▶ **WRITTEN TASK**
Print all the entries verbatim.
+-------+
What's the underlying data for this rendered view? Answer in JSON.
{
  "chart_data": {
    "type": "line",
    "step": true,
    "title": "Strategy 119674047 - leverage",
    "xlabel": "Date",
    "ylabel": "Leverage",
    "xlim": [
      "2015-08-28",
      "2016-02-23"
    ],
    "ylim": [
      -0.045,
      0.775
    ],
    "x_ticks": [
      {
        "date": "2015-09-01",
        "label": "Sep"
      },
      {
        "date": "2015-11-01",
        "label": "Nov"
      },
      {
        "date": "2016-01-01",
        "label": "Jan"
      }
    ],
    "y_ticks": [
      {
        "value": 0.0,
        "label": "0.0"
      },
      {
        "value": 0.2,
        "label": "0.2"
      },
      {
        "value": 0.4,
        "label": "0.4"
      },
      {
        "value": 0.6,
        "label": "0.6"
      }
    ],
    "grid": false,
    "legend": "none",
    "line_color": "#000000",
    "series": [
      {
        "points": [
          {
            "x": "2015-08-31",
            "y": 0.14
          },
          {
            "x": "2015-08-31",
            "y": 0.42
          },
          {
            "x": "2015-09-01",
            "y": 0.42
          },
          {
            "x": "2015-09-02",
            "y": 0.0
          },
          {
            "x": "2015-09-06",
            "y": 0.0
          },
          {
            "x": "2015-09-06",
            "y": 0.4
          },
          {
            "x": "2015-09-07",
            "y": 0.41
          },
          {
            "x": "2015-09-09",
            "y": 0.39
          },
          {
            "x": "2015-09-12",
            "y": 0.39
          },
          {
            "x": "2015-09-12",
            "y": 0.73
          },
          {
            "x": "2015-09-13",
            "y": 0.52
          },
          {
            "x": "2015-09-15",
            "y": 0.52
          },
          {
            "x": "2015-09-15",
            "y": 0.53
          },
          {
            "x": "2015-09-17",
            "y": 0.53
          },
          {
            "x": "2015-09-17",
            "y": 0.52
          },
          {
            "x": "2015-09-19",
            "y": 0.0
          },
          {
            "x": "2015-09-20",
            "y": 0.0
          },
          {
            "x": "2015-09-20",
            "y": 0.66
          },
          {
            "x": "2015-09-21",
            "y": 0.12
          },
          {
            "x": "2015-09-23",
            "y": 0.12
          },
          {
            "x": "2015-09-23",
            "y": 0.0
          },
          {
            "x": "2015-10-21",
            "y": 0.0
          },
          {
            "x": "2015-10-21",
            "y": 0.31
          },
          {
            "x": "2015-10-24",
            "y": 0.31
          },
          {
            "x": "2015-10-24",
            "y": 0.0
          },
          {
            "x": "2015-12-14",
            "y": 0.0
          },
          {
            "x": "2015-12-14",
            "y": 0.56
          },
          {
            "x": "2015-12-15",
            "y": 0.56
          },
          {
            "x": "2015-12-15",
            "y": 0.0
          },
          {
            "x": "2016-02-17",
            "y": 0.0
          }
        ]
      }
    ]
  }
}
+-------+
▶ **FINISHED EXERCISE**
What's the underlying data for this rendered view? Answer in JSON.
{
  "chart_data": {
    "type": "line",
    "step": true,
    "title": "Strategy 119674047 - leverage",
    "xlabel": "Date",
    "ylabel": "Leverage",
    "xlim": [
      "2015-08-28",
      "2016-02-23"
    ],
    "ylim": [
      -0.045,
      0.775
    ],
    "x_ticks": [
      {
        "date": "2015-09-01",
        "label": "Sep"
      },
      {
        "date": "2015-11-01",
        "label": "Nov"
      },
      {
        "date": "2016-01-01",
        "label": "Jan"
      }
    ],
    "y_ticks": [
      {
        "value": 0.0,
        "label": "0.0"
      },
      {
        "value": 0.2,
        "label": "0.2"
      },
      {
        "value": 0.4,
        "label": "0.4"
      },
      {
        "value": 0.6,
        "label": "0.6"
      }
    ],
    "grid": false,
    "legend": "none",
    "line_color": "#000000",
    "series": [
      {
        "points": [
          {
            "x": "2015-08-31",
            "y": 0.14
          },
          {
            "x": "2015-08-31",
            "y": 0.42
          },
          {
            "x": "2015-09-01",
            "y": 0.42
          },
          {
            "x": "2015-09-02",
            "y": 0.0
          },
          {
            "x": "2015-09-06",
            "y": 0.0
          },
          {
            "x": "2015-09-06",
            "y": 0.4
          },
          {
            "x": "2015-09-07",
            "y": 0.41
          },
          {
            "x": "2015-09-09",
            "y": 0.39
          },
          {
            "x": "2015-09-12",
            "y": 0.39
          },
          {
            "x": "2015-09-12",
            "y": 0.73
          },
          {
            "x": "2015-09-13",
            "y": 0.52
          },
          {
            "x": "2015-09-15",
            "y": 0.52
          },
          {
            "x": "2015-09-15",
            "y": 0.53
          },
          {
            "x": "2015-09-17",
            "y": 0.53
          },
          {
            "x": "2015-09-17",
            "y": 0.52
          },
          {
            "x": "2015-09-19",
            "y": 0.0
          },
          {
            "x": "2015-09-20",
            "y": 0.0
          },
          {
            "x": "2015-09-20",
            "y": 0.66
          },
          {
            "x": "2015-09-21",
            "y": 0.12
          },
          {
            "x": "2015-09-23",
            "y": 0.12
          },
          {
            "x": "2015-09-23",
            "y": 0.0
          },
          {
            "x": "2015-10-21",
            "y": 0.0
          },
          {
            "x": "2015-10-21",
            "y": 0.31
          },
          {
            "x": "2015-10-24",
            "y": 0.31
          },
          {
            "x": "2015-10-24",
            "y": 0.0
          },
          {
            "x": "2015-12-14",
            "y": 0.0
          },
          {
            "x": "2015-12-14",
            "y": 0.56
          },
          {
            "x": "2015-12-15",
            "y": 0.56
          },
          {
            "x": "2015-12-15",
            "y": 0.0
          },
          {
            "x": "2016-02-17",
            "y": 0.0
          }
        ]
      }
    ]
  }
}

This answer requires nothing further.